__Task details__
Copy every entry word for word. Skip the pictures.

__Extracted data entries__
[start]

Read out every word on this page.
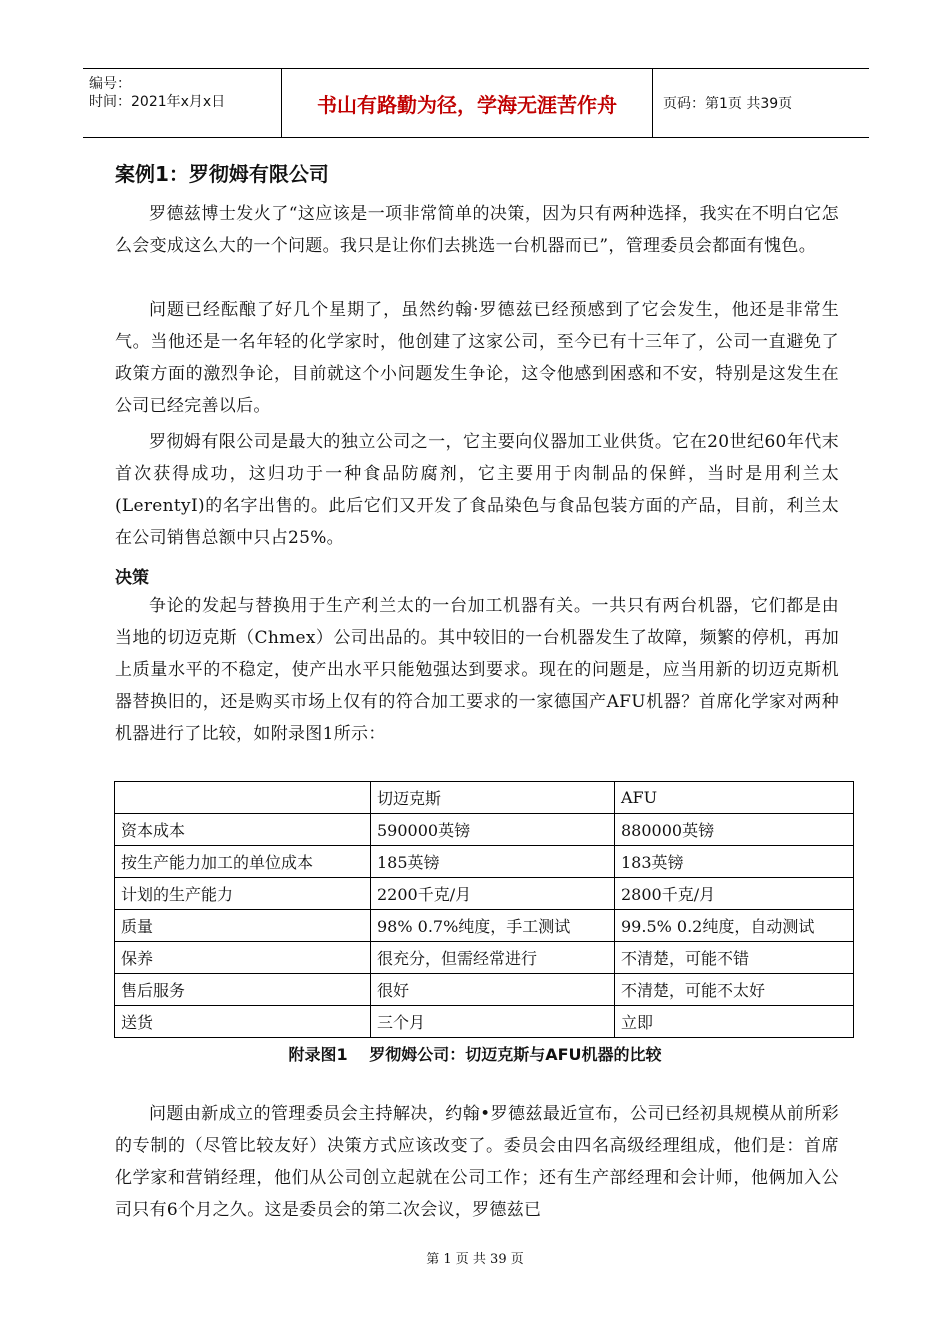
编号：
时间：2021年x月x日	书山有路勤为径，学海无涯苦作舟	页码：第1页 共39页
案例1：罗彻姆有限公司

罗德兹博士发火了“这应该是一项非常简单的决策，因为只有两种选择，我实在不明白它怎么会变成这么大的一个问题。我只是让你们去挑选一台机器而已”，管理委员会都面有愧色。

问题已经酝酿了好几个星期了，虽然约翰·罗德兹已经预感到了它会发生，他还是非常生气。当他还是一名年轻的化学家时，他创建了这家公司，至今已有十三年了，公司一直避免了政策方面的激烈争论，目前就这个小问题发生争论，这令他感到困惑和不安，特别是这发生在公司已经完善以后。

罗彻姆有限公司是最大的独立公司之一，它主要向仪器加工业供货。它在20世纪60年代末首次获得成功，这归功于一种食品防腐剂，它主要用于肉制品的保鲜，当时是用利兰太(LerentyI)的名字出售的。此后它们又开发了食品染色与食品包装方面的产品，目前，利兰太在公司销售总额中只占25%。

决策

争论的发起与替换用于生产利兰太的一台加工机器有关。一共只有两台机器，它们都是由当地的切迈克斯（Chmex）公司出品的。其中较旧的一台机器发生了故障，频繁的停机，再加上质量水平的不稳定，使产出水平只能勉强达到要求。现在的问题是，应当用新的切迈克斯机器替换旧的，还是购买市场上仅有的符合加工要求的一家德国产AFU机器？首席化学家对两种机器进行了比较，如附录图1所示：

	切迈克斯	AFU
资本成本	590000英镑	880000英镑
按生产能力加工的单位成本	185英镑	183英镑
计划的生产能力	2200千克/月	2800千克/月
质量	98% 0.7%纯度，手工测试	99.5% 0.2纯度，自动测试
保养	很充分，但需经常进行	不清楚，可能不错
售后服务	很好	不清楚，可能不太好
送货	三个月	立即
附录图1　 罗彻姆公司：切迈克斯与AFU机器的比较

问题由新成立的管理委员会主持解决，约翰•罗德兹最近宣布，公司已经初具规模从前所彩的专制的（尽管比较友好）决策方式应该改变了。委员会由四名高级经理组成，他们是：首席化学家和营销经理，他们从公司创立起就在公司工作；还有生产部经理和会计师，他俩加入公司只有6个月之久。这是委员会的第二次会议，罗德兹已

第 1 页 共 39 页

[end]

__Solution__
Read out every word on this page.
编号：
时间：2021年x月x日	书山有路勤为径，学海无涯苦作舟	页码：第1页 共39页
案例1：罗彻姆有限公司

罗德兹博士发火了“这应该是一项非常简单的决策，因为只有两种选择，我实在不明白它怎么会变成这么大的一个问题。我只是让你们去挑选一台机器而已”，管理委员会都面有愧色。

问题已经酝酿了好几个星期了，虽然约翰·罗德兹已经预感到了它会发生，他还是非常生气。当他还是一名年轻的化学家时，他创建了这家公司，至今已有十三年了，公司一直避免了政策方面的激烈争论，目前就这个小问题发生争论，这令他感到困惑和不安，特别是这发生在公司已经完善以后。

罗彻姆有限公司是最大的独立公司之一，它主要向仪器加工业供货。它在20世纪60年代末首次获得成功，这归功于一种食品防腐剂，它主要用于肉制品的保鲜，当时是用利兰太(LerentyI)的名字出售的。此后它们又开发了食品染色与食品包装方面的产品，目前，利兰太在公司销售总额中只占25%。

决策

争论的发起与替换用于生产利兰太的一台加工机器有关。一共只有两台机器，它们都是由当地的切迈克斯（Chmex）公司出品的。其中较旧的一台机器发生了故障，频繁的停机，再加上质量水平的不稳定，使产出水平只能勉强达到要求。现在的问题是，应当用新的切迈克斯机器替换旧的，还是购买市场上仅有的符合加工要求的一家德国产AFU机器？首席化学家对两种机器进行了比较，如附录图1所示：

	切迈克斯	AFU
资本成本	590000英镑	880000英镑
按生产能力加工的单位成本	185英镑	183英镑
计划的生产能力	2200千克/月	2800千克/月
质量	98% 0.7%纯度，手工测试	99.5% 0.2纯度，自动测试
保养	很充分，但需经常进行	不清楚，可能不错
售后服务	很好	不清楚，可能不太好
送货	三个月	立即
附录图1　 罗彻姆公司：切迈克斯与AFU机器的比较

问题由新成立的管理委员会主持解决，约翰•罗德兹最近宣布，公司已经初具规模从前所彩的专制的（尽管比较友好）决策方式应该改变了。委员会由四名高级经理组成，他们是：首席化学家和营销经理，他们从公司创立起就在公司工作；还有生产部经理和会计师，他俩加入公司只有6个月之久。这是委员会的第二次会议，罗德兹已

第 1 页 共 39 页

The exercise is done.